▶ **WHAT THE EXERCISE ASKS**
For each line of the data below that holds "JSON", copy the line.

▶ **GIVEN RECORDS**
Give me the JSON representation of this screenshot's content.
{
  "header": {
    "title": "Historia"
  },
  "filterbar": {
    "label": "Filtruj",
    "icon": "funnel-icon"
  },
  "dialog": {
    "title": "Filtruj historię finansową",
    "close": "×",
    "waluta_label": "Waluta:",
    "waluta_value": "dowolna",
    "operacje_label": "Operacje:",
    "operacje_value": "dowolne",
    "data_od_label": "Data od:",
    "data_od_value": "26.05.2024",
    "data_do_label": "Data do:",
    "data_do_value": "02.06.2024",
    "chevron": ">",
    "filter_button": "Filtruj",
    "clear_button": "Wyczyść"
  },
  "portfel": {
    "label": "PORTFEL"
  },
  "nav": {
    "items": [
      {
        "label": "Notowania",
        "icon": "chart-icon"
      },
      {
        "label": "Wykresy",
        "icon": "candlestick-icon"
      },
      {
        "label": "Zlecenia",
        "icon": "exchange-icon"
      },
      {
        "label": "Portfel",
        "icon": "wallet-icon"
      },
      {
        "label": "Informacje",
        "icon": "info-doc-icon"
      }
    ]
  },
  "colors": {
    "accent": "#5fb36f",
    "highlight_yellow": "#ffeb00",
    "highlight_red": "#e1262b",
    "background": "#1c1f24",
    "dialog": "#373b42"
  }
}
==
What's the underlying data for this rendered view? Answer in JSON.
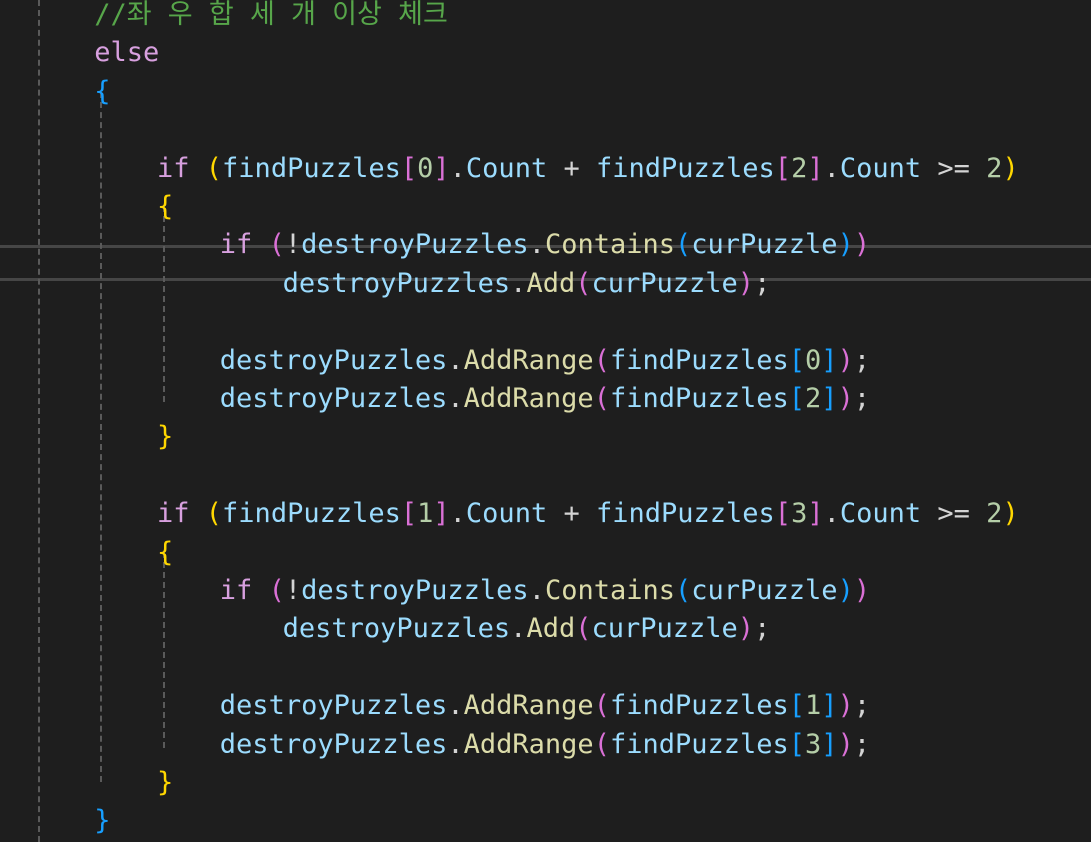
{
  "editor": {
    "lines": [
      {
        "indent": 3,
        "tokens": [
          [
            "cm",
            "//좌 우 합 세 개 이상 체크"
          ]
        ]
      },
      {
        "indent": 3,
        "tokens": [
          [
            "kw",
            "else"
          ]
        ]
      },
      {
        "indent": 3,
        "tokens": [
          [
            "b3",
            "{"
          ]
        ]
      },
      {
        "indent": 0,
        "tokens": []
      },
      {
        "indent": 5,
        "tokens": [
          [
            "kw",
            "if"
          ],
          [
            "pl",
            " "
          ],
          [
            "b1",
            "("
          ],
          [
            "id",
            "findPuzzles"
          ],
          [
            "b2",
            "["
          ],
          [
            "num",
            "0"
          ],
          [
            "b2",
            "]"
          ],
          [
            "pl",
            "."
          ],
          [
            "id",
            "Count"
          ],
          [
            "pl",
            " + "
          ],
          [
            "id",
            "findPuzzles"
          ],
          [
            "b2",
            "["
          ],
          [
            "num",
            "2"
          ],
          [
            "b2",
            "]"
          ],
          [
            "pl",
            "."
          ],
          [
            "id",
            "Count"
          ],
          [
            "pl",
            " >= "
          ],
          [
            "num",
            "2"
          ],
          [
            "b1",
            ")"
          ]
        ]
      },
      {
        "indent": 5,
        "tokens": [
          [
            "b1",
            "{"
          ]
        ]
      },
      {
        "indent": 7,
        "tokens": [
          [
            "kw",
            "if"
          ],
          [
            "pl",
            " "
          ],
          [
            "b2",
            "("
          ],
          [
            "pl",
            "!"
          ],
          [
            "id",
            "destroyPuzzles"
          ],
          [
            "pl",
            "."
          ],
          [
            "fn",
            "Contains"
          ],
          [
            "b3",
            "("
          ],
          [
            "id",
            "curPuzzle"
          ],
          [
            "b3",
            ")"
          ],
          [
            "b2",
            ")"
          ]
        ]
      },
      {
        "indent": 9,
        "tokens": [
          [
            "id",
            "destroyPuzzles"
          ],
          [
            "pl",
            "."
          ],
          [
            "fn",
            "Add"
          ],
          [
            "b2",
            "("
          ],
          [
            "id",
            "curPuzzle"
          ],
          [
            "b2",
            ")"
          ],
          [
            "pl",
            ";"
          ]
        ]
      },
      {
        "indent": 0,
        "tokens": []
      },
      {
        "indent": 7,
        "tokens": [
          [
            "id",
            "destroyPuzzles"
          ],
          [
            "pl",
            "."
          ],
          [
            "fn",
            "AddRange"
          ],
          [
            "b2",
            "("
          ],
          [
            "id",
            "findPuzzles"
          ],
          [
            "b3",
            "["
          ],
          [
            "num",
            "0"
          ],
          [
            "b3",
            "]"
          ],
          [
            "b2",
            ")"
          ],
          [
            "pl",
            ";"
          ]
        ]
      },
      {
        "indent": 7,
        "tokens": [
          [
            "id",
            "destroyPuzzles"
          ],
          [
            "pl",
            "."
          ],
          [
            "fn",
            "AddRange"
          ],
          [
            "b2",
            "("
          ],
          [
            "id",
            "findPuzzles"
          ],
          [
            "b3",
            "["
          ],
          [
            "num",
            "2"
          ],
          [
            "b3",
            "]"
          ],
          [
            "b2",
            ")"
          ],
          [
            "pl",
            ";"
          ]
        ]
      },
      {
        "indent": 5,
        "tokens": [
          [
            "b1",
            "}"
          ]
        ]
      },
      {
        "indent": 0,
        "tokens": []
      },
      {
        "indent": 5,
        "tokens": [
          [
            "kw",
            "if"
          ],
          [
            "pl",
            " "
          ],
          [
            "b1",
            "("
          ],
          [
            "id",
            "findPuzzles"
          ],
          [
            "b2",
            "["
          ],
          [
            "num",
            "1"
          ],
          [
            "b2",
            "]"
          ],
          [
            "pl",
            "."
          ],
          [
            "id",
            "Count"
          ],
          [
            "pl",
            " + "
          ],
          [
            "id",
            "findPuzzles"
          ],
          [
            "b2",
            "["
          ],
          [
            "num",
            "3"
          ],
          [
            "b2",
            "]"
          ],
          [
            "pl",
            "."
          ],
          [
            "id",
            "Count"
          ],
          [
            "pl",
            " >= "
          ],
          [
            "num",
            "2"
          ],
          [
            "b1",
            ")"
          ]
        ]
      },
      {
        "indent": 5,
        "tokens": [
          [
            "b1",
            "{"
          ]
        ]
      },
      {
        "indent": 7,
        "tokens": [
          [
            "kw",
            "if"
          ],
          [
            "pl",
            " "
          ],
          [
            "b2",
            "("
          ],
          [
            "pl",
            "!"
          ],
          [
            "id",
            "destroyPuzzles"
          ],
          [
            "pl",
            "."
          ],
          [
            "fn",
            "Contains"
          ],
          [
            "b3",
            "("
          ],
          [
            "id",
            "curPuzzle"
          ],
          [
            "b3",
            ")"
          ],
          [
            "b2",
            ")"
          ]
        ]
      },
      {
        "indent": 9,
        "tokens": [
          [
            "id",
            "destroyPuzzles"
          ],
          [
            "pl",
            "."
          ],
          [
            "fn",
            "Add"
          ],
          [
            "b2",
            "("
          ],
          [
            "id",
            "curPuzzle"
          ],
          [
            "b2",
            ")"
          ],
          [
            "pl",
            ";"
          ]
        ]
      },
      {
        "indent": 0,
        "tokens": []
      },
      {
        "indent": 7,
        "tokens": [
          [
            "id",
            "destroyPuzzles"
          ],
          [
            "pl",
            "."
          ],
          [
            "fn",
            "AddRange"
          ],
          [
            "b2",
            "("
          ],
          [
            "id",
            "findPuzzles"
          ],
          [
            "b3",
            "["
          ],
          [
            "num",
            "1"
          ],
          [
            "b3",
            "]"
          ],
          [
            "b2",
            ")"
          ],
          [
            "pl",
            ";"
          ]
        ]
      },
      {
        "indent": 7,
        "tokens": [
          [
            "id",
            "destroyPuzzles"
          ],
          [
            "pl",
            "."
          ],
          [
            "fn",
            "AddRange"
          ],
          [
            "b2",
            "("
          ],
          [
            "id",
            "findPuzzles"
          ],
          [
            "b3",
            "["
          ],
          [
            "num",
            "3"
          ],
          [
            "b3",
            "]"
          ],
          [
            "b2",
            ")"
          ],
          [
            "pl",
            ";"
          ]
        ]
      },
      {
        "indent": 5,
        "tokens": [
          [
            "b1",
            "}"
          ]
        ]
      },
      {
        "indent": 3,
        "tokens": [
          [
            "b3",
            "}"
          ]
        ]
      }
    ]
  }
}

▶ **ANSWER**
Give me the JSON representation of this screenshot's content.
What's the underlying data for this rendered view? Answer in JSON.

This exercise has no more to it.